┌─ The data
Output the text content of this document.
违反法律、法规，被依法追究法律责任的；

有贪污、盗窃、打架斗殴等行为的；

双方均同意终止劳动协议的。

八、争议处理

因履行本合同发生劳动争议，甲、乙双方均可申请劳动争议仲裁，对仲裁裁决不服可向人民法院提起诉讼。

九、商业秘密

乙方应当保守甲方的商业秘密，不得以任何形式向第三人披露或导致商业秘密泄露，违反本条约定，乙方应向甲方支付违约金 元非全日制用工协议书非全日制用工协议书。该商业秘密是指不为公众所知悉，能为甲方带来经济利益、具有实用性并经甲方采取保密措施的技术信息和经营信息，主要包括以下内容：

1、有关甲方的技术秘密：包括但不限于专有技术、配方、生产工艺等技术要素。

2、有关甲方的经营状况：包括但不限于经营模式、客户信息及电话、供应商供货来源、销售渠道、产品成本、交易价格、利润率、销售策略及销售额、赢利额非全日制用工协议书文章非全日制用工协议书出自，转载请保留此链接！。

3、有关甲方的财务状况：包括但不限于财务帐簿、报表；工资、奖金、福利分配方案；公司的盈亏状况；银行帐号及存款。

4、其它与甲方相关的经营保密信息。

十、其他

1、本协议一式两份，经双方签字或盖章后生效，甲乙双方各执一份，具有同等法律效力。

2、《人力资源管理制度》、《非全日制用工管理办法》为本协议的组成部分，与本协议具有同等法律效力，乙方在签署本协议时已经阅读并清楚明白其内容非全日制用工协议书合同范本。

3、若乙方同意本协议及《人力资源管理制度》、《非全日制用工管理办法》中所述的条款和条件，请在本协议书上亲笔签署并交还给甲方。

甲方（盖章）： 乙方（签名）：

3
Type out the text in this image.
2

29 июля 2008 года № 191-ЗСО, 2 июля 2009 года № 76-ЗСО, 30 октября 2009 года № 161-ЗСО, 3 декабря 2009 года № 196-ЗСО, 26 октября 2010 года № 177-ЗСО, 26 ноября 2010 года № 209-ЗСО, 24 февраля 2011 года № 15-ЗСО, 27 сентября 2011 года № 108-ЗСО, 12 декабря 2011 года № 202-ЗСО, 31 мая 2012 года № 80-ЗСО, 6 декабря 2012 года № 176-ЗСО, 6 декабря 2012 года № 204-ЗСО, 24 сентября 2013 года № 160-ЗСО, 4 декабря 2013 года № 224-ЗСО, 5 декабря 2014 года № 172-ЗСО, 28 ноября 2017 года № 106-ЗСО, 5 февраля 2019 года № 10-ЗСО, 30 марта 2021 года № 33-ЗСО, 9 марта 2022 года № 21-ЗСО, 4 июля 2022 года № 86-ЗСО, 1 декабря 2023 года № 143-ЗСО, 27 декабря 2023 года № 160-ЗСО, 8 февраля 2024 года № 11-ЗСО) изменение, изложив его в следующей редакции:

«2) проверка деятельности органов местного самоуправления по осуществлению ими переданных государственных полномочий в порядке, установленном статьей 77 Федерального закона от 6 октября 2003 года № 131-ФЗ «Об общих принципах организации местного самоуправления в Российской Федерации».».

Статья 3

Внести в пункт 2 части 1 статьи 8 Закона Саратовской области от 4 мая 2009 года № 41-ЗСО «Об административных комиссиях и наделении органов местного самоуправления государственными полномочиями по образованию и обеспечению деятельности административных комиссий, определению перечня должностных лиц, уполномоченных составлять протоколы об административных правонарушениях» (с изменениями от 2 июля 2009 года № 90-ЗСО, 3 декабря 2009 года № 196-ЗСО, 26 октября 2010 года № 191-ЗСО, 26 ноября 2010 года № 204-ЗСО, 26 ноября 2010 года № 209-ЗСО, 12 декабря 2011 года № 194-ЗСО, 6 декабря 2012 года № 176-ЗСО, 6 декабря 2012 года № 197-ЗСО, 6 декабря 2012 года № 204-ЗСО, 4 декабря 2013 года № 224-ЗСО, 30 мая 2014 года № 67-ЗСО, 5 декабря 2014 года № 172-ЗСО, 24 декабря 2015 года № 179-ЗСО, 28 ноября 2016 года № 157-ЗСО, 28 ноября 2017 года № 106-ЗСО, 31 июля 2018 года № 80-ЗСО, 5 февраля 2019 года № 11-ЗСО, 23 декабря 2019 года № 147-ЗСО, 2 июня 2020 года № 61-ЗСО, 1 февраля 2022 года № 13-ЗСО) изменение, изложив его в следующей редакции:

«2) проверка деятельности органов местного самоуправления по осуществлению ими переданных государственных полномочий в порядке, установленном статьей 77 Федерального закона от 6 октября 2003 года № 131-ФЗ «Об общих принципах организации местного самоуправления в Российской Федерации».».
└─
Which lines in the listing above hold the word "非全日制用工管理办法"? Show each of them.

2、《人力资源管理制度》、《非全日制用工管理办法》为本协议的组成部分，与本协议具有同等法律效力，乙方在签署本协议时已经阅读并清楚明白其内容非全日制用工协议书合同范本。
3、若乙方同意本协议及《人力资源管理制度》、《非全日制用工管理办法》中所述的条款和条件，请在本协议书上亲笔签署并交还给甲方。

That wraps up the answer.